EXTRACTED ENTRIES:
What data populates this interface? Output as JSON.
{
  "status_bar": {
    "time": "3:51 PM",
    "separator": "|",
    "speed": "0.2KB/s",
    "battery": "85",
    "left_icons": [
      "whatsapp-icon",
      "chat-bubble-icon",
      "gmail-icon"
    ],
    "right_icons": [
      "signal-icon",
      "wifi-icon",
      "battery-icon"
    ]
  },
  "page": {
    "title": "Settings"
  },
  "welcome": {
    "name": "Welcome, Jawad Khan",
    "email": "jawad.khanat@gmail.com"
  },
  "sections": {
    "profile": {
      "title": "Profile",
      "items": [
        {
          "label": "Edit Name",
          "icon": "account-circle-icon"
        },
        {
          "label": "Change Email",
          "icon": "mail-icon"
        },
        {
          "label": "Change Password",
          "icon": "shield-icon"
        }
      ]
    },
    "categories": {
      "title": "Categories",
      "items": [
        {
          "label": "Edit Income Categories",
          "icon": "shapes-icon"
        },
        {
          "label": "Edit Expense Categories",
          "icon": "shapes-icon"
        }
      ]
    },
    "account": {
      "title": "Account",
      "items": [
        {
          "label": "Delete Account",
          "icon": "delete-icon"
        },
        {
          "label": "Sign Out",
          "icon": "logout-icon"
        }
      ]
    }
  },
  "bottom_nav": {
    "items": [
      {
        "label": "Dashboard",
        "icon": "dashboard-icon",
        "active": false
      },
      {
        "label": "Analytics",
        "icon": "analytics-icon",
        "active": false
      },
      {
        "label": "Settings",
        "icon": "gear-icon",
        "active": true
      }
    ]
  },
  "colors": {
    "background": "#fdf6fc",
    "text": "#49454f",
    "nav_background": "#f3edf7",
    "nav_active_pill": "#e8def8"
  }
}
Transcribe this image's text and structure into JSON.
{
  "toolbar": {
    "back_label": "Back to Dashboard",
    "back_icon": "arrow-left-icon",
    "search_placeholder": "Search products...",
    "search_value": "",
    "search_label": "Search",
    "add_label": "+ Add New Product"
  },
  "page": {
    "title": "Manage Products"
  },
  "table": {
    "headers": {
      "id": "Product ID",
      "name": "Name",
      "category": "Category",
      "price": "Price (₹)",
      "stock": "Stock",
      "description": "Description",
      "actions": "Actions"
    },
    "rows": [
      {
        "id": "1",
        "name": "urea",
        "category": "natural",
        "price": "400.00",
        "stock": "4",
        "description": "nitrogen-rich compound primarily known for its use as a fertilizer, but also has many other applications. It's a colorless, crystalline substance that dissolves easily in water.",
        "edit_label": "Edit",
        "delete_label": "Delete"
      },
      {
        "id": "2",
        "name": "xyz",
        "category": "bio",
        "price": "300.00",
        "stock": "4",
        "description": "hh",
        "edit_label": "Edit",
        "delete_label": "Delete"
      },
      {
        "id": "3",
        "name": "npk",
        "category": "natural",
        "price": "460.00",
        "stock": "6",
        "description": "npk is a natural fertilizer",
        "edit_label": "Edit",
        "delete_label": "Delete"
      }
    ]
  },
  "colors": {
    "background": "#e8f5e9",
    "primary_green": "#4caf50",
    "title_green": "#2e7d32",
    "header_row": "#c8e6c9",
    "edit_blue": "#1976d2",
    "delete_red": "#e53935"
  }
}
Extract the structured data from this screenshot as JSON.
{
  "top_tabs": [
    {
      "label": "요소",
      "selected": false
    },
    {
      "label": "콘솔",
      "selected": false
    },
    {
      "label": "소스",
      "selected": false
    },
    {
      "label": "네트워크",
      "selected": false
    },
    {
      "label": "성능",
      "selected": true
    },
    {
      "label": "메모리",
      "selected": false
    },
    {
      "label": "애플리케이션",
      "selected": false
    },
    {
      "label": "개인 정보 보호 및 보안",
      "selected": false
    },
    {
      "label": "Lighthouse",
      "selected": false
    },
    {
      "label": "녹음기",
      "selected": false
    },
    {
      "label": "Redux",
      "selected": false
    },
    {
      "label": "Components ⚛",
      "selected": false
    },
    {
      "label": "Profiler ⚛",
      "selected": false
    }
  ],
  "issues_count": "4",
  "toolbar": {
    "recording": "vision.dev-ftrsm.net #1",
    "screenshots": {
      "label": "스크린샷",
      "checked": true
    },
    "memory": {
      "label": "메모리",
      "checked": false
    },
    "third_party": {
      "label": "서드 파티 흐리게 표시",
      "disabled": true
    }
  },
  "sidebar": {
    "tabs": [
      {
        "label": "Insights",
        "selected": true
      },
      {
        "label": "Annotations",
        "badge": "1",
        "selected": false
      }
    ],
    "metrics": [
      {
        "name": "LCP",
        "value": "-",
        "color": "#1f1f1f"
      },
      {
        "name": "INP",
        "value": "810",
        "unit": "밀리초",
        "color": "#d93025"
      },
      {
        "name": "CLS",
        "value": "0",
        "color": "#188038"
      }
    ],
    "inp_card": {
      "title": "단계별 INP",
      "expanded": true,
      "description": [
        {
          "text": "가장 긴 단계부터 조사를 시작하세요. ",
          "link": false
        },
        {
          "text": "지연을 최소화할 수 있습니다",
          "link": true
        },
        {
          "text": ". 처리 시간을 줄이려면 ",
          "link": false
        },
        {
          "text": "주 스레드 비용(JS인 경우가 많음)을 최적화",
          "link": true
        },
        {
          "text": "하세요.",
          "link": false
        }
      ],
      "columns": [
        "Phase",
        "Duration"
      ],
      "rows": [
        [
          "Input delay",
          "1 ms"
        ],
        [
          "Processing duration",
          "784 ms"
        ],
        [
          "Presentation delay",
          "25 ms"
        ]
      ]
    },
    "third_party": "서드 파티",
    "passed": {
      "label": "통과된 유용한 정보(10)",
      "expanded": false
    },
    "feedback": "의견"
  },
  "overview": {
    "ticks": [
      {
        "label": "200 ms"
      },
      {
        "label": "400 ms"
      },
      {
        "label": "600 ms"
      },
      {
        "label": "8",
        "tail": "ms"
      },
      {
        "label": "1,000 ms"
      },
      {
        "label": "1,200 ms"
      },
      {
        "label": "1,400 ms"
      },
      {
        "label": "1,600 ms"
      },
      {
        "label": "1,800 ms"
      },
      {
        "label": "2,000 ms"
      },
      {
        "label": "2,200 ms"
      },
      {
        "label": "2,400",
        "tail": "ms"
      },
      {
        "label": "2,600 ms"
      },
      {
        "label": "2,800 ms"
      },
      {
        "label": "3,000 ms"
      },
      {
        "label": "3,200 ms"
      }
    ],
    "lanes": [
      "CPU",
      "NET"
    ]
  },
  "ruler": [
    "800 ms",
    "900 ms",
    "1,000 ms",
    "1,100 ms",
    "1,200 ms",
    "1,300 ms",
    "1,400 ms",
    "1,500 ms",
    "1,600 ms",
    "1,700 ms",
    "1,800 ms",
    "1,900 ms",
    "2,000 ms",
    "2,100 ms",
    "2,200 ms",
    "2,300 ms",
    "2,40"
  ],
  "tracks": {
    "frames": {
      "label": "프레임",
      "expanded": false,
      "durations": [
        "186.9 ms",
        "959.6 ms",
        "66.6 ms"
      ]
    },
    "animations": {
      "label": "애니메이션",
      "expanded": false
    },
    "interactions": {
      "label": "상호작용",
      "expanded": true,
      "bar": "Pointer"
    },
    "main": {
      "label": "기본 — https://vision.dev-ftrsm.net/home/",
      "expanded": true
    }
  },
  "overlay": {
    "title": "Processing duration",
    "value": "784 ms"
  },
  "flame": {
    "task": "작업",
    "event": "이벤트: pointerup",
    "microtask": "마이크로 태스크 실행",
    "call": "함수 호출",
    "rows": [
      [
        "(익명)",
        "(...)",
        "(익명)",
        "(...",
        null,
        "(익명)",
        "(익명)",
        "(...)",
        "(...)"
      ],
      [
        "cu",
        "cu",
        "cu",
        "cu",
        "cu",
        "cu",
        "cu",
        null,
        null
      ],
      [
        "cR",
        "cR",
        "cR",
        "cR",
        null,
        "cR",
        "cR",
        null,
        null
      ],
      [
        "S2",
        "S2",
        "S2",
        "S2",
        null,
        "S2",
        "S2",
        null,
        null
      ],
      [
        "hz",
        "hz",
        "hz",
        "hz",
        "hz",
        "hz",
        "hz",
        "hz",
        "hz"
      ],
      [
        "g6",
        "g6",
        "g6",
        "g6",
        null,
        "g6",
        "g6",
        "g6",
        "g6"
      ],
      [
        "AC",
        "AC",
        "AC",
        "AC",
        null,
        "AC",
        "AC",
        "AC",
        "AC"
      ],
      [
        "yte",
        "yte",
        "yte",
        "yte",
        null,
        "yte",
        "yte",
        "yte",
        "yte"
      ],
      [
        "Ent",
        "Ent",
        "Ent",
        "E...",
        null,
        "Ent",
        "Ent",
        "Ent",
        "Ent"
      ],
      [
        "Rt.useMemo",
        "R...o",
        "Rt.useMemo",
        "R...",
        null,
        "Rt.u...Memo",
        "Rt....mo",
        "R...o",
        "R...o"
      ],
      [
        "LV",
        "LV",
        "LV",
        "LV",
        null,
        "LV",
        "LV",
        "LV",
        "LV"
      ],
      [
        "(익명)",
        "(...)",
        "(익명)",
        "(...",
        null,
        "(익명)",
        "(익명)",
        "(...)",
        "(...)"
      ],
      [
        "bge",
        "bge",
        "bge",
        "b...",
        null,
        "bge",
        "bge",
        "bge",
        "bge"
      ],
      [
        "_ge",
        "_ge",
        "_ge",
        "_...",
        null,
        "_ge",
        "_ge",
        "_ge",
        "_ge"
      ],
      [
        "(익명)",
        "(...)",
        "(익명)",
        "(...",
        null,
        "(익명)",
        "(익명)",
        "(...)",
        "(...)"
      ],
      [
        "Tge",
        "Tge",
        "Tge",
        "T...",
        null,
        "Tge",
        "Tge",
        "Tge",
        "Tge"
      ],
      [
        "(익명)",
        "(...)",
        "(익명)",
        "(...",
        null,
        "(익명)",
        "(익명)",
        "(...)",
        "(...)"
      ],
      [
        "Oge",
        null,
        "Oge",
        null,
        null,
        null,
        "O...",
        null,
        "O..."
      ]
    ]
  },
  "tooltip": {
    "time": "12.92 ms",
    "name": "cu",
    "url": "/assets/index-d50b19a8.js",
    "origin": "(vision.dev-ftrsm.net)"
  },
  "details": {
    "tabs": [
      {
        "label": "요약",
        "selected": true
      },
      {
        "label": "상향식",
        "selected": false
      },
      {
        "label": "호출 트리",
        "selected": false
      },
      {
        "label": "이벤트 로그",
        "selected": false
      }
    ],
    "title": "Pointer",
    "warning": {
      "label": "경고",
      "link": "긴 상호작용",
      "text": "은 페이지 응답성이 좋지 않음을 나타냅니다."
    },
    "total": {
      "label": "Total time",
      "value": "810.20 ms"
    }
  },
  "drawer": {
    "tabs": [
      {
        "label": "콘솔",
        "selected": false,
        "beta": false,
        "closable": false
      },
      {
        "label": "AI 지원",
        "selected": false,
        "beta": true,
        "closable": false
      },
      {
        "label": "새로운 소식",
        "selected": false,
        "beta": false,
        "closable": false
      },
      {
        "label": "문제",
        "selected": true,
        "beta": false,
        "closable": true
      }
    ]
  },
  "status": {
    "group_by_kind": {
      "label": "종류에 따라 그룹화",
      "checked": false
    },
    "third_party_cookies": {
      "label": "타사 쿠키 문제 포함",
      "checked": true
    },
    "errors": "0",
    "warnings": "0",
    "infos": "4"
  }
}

DESCRIPTION OF THE TASK: Pick every line with "text" in it and copy it.

THE SOLUTION:
    "text": "#49454f",
Transcribe this image's text and structure into JSON.
          "text": "가장 긴 단계부터 조사를 시작하세요. ",
          "text": "지연을 최소화할 수 있습니다",
          "text": ". 처리 시간을 줄이려면 ",
          "text": "주 스레드 비용(JS인 경우가 많음)을 최적화",
          "text": "하세요.",
      "text": "은 페이지 응답성이 좋지 않음을 나타냅니다."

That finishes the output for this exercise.